(Supplied text begins)
Vehicle-to-everything (V2X) describes wireless communication between a vehicle and any entity that may affect, or may be affected by, the vehicle. Sometimes called C-V2X, it is a vehicular communication system that is intended to improve road safety and traffic efficiency while reducing pollution and saving energy.

The automotive and communications industries, along with the U.S. government, European Union and South Korea are actively promoting V2X and C-V2X as potentially life-saving, pollution-reducing technologies. The U.S. Department of Transport has said V2X technologies offer significant transportation safety and mobility benefits. The U.S. NHTSA estimates a minimum of 13% reduction in traffic accidents if a V2V system were implemented, resulting in 439,000 fewer crashes per year. V2X technology is already being used in Europe and China.

There are two standards for dedicated V2X communications depending on the underlying wireless technology being used: (1) WLAN-based, and (2) cellular-based. V2X also incorporates various more specific types of communication including:
- Vehicle-to-device (V2D) - Bluetooth / WiFi-Direct, e.g. Apple's CarPlay and Google's Android Auto.
- Vehicle-to-grid (V2G) - information exchange with the smart grid to balance loads more efficiently.
  - Vehicle-to-building (V2B), also known as vehicle-to-home (V2H)
  - Vehicle-to-load (V2L)
- Vehicle-to-network (V2N) - communication between a vehicle and a wider network, such as a cellular network. This category includes telematics, where a vehicle communicates with a fleet management platform or a cloud server.
  - Vehicle-to-cloud (V2C) - e.g. OTA updates, remote vehicle diagnostics (DoIP).
  - Vehicle-to-infrastructure (V2I) - e.g. traffic lights, lane markers and parking meters.
  - Vehicle-to-pedestrian (V2P) - e.g. wheelchairs and bicycles, commonly also used to designate vulnerable road users (VRUs).
  - Vehicle-to-vehicle (V2V) - real-time data exchange with nearby vehicles.
== History ==
The history of working on vehicle-to-vehicle communication projects to increase safety, reduce accidents and driver assistance can be traced back to the 1970s with projects such as the US Electronic Road Guidance System (ERGS) and Japan's CACS. Most milestones in the history of vehicle networks originate from the United States, Europe, and Japan.
(Supplied text ends)
(Raw data begins)
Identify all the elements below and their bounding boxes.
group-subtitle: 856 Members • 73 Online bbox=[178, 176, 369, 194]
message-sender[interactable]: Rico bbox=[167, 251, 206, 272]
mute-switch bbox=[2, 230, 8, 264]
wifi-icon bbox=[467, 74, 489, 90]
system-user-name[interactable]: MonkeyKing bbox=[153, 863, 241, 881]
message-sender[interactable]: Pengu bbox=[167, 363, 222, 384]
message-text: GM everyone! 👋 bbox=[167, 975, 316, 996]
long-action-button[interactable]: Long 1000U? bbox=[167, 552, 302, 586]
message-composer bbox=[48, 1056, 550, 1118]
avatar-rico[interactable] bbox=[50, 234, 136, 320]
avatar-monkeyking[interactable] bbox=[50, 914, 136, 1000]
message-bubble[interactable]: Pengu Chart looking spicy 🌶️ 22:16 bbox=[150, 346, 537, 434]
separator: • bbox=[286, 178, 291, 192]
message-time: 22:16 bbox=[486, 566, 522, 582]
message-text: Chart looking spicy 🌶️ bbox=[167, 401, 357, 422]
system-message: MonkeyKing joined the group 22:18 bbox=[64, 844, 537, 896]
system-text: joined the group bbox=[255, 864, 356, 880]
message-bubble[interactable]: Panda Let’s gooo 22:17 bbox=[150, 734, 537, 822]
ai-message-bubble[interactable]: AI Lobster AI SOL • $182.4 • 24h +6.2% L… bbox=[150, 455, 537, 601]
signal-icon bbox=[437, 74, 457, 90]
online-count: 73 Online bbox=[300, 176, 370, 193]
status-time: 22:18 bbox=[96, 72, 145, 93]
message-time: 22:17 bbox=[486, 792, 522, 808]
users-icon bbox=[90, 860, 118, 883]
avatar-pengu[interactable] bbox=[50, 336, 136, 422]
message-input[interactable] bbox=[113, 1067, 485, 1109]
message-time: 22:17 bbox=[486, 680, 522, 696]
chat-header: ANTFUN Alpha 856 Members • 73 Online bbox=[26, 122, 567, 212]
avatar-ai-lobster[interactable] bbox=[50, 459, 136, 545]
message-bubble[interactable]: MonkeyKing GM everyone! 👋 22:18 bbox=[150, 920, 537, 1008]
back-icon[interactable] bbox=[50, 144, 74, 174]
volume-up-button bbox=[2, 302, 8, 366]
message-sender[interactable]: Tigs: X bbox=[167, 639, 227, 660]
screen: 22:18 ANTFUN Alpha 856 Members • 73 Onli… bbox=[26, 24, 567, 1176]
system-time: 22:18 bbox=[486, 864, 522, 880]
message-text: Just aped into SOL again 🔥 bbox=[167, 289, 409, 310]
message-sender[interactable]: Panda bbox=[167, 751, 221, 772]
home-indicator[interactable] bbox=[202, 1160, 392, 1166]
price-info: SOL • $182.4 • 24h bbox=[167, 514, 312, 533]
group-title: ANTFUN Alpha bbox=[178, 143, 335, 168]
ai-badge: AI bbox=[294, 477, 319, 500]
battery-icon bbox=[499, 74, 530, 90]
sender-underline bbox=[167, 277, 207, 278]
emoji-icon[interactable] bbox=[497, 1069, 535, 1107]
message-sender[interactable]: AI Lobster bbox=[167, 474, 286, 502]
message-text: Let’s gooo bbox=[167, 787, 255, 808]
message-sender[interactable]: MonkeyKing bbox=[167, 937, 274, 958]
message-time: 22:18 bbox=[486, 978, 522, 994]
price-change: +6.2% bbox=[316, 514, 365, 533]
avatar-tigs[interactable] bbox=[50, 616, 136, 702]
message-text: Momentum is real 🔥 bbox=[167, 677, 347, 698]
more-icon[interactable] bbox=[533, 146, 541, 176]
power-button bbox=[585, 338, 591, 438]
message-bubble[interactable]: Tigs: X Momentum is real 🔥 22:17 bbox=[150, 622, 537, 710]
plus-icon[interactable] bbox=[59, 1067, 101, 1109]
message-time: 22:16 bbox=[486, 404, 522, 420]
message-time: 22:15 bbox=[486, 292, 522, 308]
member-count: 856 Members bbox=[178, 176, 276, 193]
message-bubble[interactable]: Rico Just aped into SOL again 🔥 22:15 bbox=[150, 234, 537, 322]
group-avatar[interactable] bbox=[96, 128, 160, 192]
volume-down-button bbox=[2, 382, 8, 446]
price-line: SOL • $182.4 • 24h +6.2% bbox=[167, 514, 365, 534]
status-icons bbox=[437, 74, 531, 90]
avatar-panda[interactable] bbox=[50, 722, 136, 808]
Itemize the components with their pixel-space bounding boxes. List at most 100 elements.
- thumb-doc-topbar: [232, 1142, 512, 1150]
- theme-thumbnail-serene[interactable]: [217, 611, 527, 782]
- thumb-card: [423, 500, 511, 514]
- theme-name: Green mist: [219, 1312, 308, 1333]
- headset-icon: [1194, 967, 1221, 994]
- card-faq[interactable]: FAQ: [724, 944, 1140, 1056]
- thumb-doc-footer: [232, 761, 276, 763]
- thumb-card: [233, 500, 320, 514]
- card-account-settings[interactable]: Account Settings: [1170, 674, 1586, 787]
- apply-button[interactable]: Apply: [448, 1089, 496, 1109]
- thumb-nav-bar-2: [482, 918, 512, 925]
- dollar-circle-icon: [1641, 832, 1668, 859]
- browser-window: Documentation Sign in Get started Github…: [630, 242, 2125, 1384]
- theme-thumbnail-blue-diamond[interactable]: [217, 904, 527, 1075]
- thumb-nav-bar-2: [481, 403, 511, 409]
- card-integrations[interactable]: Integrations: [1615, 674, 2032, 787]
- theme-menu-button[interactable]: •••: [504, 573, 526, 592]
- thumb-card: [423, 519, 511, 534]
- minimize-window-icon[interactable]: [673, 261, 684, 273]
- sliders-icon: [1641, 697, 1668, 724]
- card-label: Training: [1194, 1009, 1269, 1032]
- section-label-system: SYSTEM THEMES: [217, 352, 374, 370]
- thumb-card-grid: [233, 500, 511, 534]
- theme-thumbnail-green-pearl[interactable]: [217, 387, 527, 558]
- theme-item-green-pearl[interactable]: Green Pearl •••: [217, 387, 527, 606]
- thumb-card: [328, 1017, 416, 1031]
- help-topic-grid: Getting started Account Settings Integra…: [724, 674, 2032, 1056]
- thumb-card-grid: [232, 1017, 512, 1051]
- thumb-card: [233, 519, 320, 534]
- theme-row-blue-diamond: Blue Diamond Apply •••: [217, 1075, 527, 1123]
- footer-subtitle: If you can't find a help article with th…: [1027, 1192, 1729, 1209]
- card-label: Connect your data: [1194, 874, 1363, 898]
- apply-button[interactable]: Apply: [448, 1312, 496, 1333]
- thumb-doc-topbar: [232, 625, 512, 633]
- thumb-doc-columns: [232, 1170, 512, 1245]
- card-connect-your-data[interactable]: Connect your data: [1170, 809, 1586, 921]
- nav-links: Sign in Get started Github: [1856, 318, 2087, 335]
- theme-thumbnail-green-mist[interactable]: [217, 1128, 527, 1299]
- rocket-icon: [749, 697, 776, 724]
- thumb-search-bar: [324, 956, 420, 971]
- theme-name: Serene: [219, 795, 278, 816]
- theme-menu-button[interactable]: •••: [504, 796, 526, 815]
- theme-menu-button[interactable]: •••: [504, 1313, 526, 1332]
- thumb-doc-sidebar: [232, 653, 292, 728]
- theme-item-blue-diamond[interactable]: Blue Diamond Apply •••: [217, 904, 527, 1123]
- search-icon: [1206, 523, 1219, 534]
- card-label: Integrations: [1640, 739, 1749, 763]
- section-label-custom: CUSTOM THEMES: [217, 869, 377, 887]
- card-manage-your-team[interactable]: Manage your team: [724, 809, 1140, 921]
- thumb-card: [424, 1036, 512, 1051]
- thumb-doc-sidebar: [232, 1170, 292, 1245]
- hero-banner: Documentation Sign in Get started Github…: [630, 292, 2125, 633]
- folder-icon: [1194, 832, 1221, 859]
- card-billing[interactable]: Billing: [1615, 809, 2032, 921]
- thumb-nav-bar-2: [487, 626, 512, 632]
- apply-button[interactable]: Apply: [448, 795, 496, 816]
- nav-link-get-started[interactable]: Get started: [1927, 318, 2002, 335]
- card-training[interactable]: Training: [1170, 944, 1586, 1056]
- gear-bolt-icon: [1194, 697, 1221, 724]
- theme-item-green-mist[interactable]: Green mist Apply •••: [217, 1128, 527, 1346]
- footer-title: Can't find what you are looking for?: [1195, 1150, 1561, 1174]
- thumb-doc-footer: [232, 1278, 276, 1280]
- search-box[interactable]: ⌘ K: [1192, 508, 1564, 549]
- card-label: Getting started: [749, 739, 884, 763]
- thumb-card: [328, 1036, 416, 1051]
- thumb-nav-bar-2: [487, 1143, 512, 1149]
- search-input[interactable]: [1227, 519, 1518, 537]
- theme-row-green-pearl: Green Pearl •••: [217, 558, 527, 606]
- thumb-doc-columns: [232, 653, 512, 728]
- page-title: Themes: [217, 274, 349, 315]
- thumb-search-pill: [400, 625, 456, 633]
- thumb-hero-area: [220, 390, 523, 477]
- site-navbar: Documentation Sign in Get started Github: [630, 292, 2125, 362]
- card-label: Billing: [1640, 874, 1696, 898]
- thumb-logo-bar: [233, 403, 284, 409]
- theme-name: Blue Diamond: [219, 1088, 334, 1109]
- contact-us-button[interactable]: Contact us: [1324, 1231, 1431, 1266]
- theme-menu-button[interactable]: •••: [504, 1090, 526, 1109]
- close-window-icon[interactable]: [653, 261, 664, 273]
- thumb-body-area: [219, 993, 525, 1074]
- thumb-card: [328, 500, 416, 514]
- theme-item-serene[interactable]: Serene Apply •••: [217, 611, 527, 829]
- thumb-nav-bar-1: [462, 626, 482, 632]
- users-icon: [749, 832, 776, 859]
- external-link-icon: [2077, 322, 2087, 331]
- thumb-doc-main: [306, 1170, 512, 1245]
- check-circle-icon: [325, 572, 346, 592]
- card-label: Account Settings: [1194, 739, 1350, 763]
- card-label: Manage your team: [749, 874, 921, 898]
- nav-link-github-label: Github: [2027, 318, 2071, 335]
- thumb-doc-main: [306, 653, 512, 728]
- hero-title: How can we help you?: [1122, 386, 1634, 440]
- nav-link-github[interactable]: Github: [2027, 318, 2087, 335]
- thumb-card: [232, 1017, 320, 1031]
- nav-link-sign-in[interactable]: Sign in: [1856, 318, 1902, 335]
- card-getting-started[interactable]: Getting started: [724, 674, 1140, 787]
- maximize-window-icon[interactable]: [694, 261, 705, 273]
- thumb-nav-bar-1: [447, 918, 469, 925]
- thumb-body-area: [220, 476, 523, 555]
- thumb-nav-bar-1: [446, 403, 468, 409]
(Raw data ends)
◆ Task requirements
[1] Retype the V2X passage from "- Vehicle-to-grid (V2G)" up to and including "with nearby vehicles.".
[2] Which communication types does the V2X passage place under vehicle-to-network (V2N)?
You can ignore the listing entirely.

◆ Exercise answers
[1]
- Vehicle-to-grid (V2G) - information exchange with the smart grid to balance loads more efficiently.
  - Vehicle-to-building (V2B), also known as vehicle-to-home (V2H)
  - Vehicle-to-load (V2L)
- Vehicle-to-network (V2N) - communication between a vehicle and a wider network, such as a cellular network. This category includes telematics, where a vehicle communicates with a fleet management platform or a cloud server.
  - Vehicle-to-cloud (V2C) - e.g. OTA updates, remote vehicle diagnostics (DoIP).
  - Vehicle-to-infrastructure (V2I) - e.g. traffic lights, lane markers and parking meters.
  - Vehicle-to-pedestrian (V2P) - e.g. wheelchairs and bicycles, commonly also used to designate vulnerable road users (VRUs).
  - Vehicle-to-vehicle (V2V) - real-time data exchange with nearby vehicles.

[2]
- Vehicle-to-cloud (V2C)
- Vehicle-to-infrastructure (V2I)
- Vehicle-to-pedestrian (V2P)
- Vehicle-to-vehicle (V2V)